■ Data to use ■
* begin *
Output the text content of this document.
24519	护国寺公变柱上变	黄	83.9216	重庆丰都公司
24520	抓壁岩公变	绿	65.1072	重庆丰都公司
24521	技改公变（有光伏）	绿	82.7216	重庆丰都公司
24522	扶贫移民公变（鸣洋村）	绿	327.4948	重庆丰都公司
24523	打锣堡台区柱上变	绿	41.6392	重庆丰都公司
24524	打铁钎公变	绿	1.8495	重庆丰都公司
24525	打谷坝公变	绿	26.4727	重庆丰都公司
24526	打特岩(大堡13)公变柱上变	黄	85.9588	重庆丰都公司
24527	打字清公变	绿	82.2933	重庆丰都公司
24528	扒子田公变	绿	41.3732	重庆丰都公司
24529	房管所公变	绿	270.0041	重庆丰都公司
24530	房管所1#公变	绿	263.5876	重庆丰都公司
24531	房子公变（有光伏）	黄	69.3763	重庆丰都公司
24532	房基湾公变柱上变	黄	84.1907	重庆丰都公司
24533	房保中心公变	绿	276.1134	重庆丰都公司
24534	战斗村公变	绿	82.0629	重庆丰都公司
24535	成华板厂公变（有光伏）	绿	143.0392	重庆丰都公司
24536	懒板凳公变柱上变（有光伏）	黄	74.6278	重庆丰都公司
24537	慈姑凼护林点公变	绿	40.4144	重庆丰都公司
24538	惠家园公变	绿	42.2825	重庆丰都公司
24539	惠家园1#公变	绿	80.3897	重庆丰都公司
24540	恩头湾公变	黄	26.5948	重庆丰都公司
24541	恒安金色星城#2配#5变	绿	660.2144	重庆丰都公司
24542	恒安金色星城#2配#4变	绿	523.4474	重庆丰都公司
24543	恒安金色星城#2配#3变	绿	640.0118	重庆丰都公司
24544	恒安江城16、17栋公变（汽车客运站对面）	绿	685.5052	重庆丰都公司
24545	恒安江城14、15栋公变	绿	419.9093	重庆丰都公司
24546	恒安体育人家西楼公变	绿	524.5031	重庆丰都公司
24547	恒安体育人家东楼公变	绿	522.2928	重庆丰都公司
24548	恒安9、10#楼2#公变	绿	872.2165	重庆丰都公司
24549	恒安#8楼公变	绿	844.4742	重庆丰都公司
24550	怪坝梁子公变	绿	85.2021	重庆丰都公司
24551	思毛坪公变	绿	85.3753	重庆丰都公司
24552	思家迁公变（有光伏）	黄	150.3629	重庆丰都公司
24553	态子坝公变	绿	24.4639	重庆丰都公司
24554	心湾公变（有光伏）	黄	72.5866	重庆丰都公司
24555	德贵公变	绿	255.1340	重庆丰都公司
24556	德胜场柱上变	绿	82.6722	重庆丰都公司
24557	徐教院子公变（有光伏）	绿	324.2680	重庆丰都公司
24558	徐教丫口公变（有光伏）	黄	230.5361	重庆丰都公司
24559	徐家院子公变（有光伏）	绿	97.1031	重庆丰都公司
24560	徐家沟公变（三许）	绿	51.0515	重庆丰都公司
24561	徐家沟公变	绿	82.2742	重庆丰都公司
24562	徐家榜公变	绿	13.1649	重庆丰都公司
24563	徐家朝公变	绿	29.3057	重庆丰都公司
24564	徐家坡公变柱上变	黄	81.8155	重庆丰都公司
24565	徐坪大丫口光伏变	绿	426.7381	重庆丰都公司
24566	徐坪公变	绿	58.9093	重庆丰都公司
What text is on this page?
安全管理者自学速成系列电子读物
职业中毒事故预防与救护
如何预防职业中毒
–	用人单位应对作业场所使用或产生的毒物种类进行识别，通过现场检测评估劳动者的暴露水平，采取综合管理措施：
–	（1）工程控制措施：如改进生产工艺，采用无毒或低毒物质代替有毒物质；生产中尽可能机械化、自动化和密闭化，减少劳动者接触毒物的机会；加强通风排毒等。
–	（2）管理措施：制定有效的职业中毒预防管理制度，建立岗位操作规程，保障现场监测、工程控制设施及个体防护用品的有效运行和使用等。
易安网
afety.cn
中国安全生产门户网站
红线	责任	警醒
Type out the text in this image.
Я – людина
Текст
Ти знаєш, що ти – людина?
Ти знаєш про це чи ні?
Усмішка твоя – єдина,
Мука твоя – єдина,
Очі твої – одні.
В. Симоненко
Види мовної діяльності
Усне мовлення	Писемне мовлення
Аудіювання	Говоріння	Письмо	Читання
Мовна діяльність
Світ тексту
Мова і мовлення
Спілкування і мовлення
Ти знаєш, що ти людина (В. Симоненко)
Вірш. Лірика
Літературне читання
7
* end *
Output the complete data exactly as written.

■ Task answer ■
Output the text content of this document.
24519	护国寺公变柱上变	黄	83.9216	重庆丰都公司
24520	抓壁岩公变	绿	65.1072	重庆丰都公司
24521	技改公变（有光伏）	绿	82.7216	重庆丰都公司
24522	扶贫移民公变（鸣洋村）	绿	327.4948	重庆丰都公司
24523	打锣堡台区柱上变	绿	41.6392	重庆丰都公司
24524	打铁钎公变	绿	1.8495	重庆丰都公司
24525	打谷坝公变	绿	26.4727	重庆丰都公司
24526	打特岩(大堡13)公变柱上变	黄	85.9588	重庆丰都公司
24527	打字清公变	绿	82.2933	重庆丰都公司
24528	扒子田公变	绿	41.3732	重庆丰都公司
24529	房管所公变	绿	270.0041	重庆丰都公司
24530	房管所1#公变	绿	263.5876	重庆丰都公司
24531	房子公变（有光伏）	黄	69.3763	重庆丰都公司
24532	房基湾公变柱上变	黄	84.1907	重庆丰都公司
24533	房保中心公变	绿	276.1134	重庆丰都公司
24534	战斗村公变	绿	82.0629	重庆丰都公司
24535	成华板厂公变（有光伏）	绿	143.0392	重庆丰都公司
24536	懒板凳公变柱上变（有光伏）	黄	74.6278	重庆丰都公司
24537	慈姑凼护林点公变	绿	40.4144	重庆丰都公司
24538	惠家园公变	绿	42.2825	重庆丰都公司
24539	惠家园1#公变	绿	80.3897	重庆丰都公司
24540	恩头湾公变	黄	26.5948	重庆丰都公司
24541	恒安金色星城#2配#5变	绿	660.2144	重庆丰都公司
24542	恒安金色星城#2配#4变	绿	523.4474	重庆丰都公司
24543	恒安金色星城#2配#3变	绿	640.0118	重庆丰都公司
24544	恒安江城16、17栋公变（汽车客运站对面）	绿	685.5052	重庆丰都公司
24545	恒安江城14、15栋公变	绿	419.9093	重庆丰都公司
24546	恒安体育人家西楼公变	绿	524.5031	重庆丰都公司
24547	恒安体育人家东楼公变	绿	522.2928	重庆丰都公司
24548	恒安9、10#楼2#公变	绿	872.2165	重庆丰都公司
24549	恒安#8楼公变	绿	844.4742	重庆丰都公司
24550	怪坝梁子公变	绿	85.2021	重庆丰都公司
24551	思毛坪公变	绿	85.3753	重庆丰都公司
24552	思家迁公变（有光伏）	黄	150.3629	重庆丰都公司
24553	态子坝公变	绿	24.4639	重庆丰都公司
24554	心湾公变（有光伏）	黄	72.5866	重庆丰都公司
24555	德贵公变	绿	255.1340	重庆丰都公司
24556	德胜场柱上变	绿	82.6722	重庆丰都公司
24557	徐教院子公变（有光伏）	绿	324.2680	重庆丰都公司
24558	徐教丫口公变（有光伏）	黄	230.5361	重庆丰都公司
24559	徐家院子公变（有光伏）	绿	97.1031	重庆丰都公司
24560	徐家沟公变（三许）	绿	51.0515	重庆丰都公司
24561	徐家沟公变	绿	82.2742	重庆丰都公司
24562	徐家榜公变	绿	13.1649	重庆丰都公司
24563	徐家朝公变	绿	29.3057	重庆丰都公司
24564	徐家坡公变柱上变	黄	81.8155	重庆丰都公司
24565	徐坪大丫口光伏变	绿	426.7381	重庆丰都公司
24566	徐坪公变	绿	58.9093	重庆丰都公司
What text is on this page?
安全管理者自学速成系列电子读物
职业中毒事故预防与救护
如何预防职业中毒
–	用人单位应对作业场所使用或产生的毒物种类进行识别，通过现场检测评估劳动者的暴露水平，采取综合管理措施：
–	（1）工程控制措施：如改进生产工艺，采用无毒或低毒物质代替有毒物质；生产中尽可能机械化、自动化和密闭化，减少劳动者接触毒物的机会；加强通风排毒等。
–	（2）管理措施：制定有效的职业中毒预防管理制度，建立岗位操作规程，保障现场监测、工程控制设施及个体防护用品的有效运行和使用等。
易安网
afety.cn
中国安全生产门户网站
红线	责任	警醒
Type out the text in this image.
Я – людина
Текст
Ти знаєш, що ти – людина?
Ти знаєш про це чи ні?
Усмішка твоя – єдина,
Мука твоя – єдина,
Очі твої – одні.
В. Симоненко
Види мовної діяльності
Усне мовлення	Писемне мовлення
Аудіювання	Говоріння	Письмо	Читання
Мовна діяльність
Світ тексту
Мова і мовлення
Спілкування і мовлення
Ти знаєш, що ти людина (В. Симоненко)
Вірш. Лірика
Літературне читання
7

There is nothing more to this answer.